_TASK TO COMPLETE:_ Whenever a line below holds the word "JSON", copy that line.

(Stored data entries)
..........

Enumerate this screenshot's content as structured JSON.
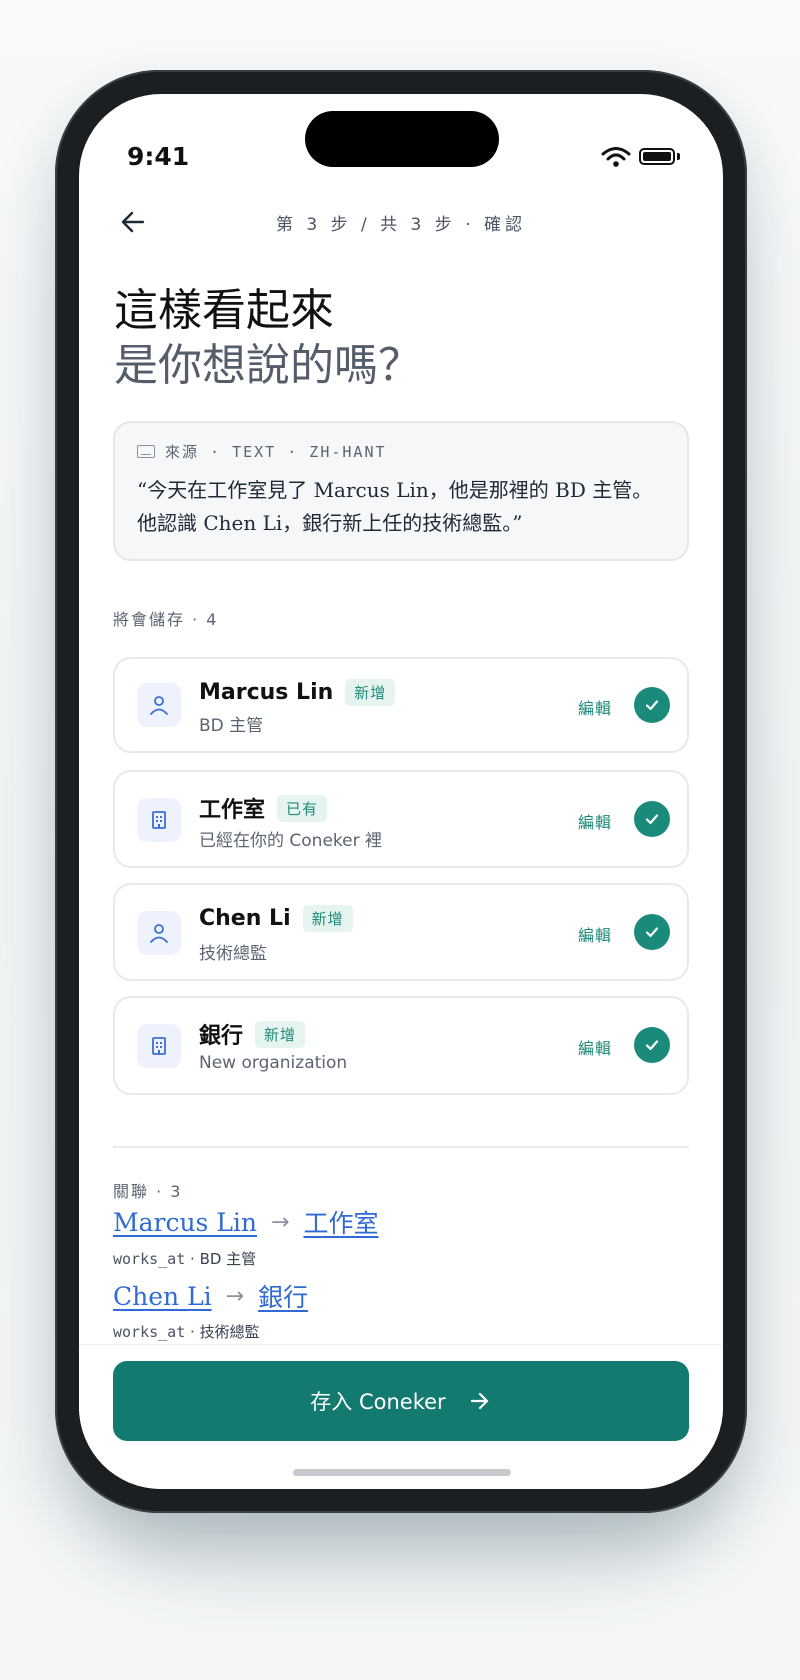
{
  "status": {
    "time": "9:41"
  },
  "header": {
    "step_text": "第 3 步 / 共 3 步 · 確認"
  },
  "title": {
    "line1": "這樣看起來",
    "line2": "是你想說的嗎？"
  },
  "source": {
    "label": "來源 · TEXT · ZH-HANT",
    "text": "“今天在工作室見了 Marcus Lin，他是那裡的 BD 主管。他認識 Chen Li，銀行新上任的技術總監。”"
  },
  "entities_section": {
    "label": "將會儲存 · 4"
  },
  "entities": [
    {
      "name": "Marcus Lin",
      "badge": "新增",
      "subtitle": "BD 主管",
      "icon": "person-icon",
      "edit": "編輯"
    },
    {
      "name": "工作室",
      "badge": "已有",
      "subtitle": "已經在你的 Coneker 裡",
      "icon": "building-icon",
      "edit": "編輯"
    },
    {
      "name": "Chen Li",
      "badge": "新增",
      "subtitle": "技術總監",
      "icon": "person-icon",
      "edit": "編輯"
    },
    {
      "name": "銀行",
      "badge": "新增",
      "subtitle": "New organization",
      "icon": "building-icon",
      "edit": "編輯"
    }
  ],
  "relations_section": {
    "label": "關聯 · 3"
  },
  "relations": [
    {
      "from": "Marcus Lin",
      "to": "工作室",
      "type": "works_at",
      "detail": "BD 主管"
    },
    {
      "from": "Chen Li",
      "to": "銀行",
      "type": "works_at",
      "detail": "技術總監"
    }
  ],
  "cta": {
    "label": "存入 Coneker"
  },
  "colors": {
    "accent": "#127a6e",
    "check": "#1a8a7a",
    "link": "#2f6ad6",
    "badge_bg": "#e6f4f0"
  }
}
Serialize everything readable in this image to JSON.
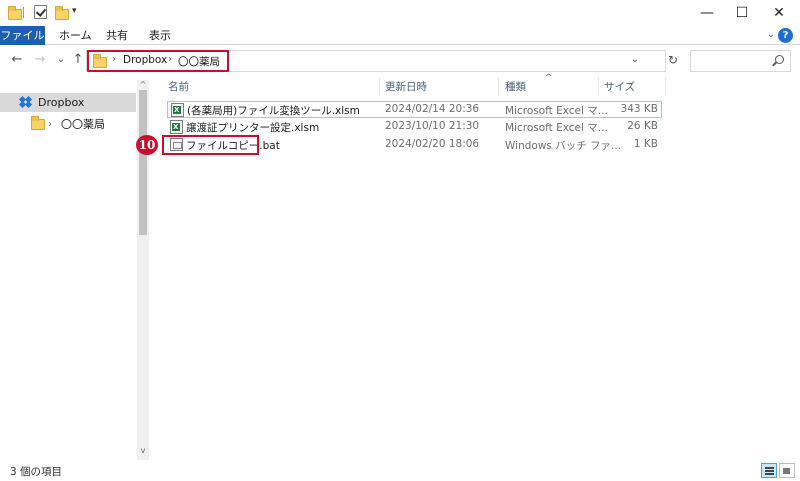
{
  "titlebar": {
    "minimize": "—",
    "maximize": "☐",
    "close": "✕",
    "qa_dropdown": "▾"
  },
  "ribbon": {
    "tabs": [
      "ファイル",
      "ホーム",
      "共有",
      "表示"
    ],
    "collapse": "⌄",
    "help": "?"
  },
  "nav": {
    "back": "←",
    "forward": "→",
    "recent": "⌄",
    "up": "↑"
  },
  "address": {
    "crumbs": [
      "Dropbox",
      "〇〇薬局"
    ],
    "separator": "›",
    "dropdown": "⌄",
    "refresh": "↻"
  },
  "search": {
    "placeholder": ""
  },
  "navpane": {
    "items": [
      {
        "label": "Dropbox",
        "selected": true
      },
      {
        "label": "〇〇薬局",
        "expander": "›"
      }
    ]
  },
  "columns": {
    "name": "名前",
    "date": "更新日時",
    "type": "種類",
    "size": "サイズ",
    "sort_indicator": "^"
  },
  "files": [
    {
      "name": "(各薬局用)ファイル変換ツール.xlsm",
      "date": "2024/02/14 20:36",
      "type": "Microsoft Excel マ...",
      "size": "343 KB",
      "icon": "excel-icon"
    },
    {
      "name": "譲渡証プリンター設定.xlsm",
      "date": "2023/10/10 21:30",
      "type": "Microsoft Excel マ...",
      "size": "26 KB",
      "icon": "excel-icon"
    },
    {
      "name": "ファイルコピー.bat",
      "date": "2024/02/20 18:06",
      "type": "Windows バッチ ファ...",
      "size": "1 KB",
      "icon": "batch-file-icon"
    }
  ],
  "annotation": {
    "step": "10",
    "color": "#c8102e"
  },
  "status": {
    "count": "3 個の項目"
  },
  "scroll": {
    "up": "^",
    "down": "v"
  },
  "colors": {
    "file_tab": "#1e5fb3",
    "highlight": "#c8102e",
    "selection": "#99c9ef"
  }
}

..........

_COMPLETE ANSWER:_
Enumerate this screenshot's content as structured JSON.
Serialize everything readable in this image to JSON.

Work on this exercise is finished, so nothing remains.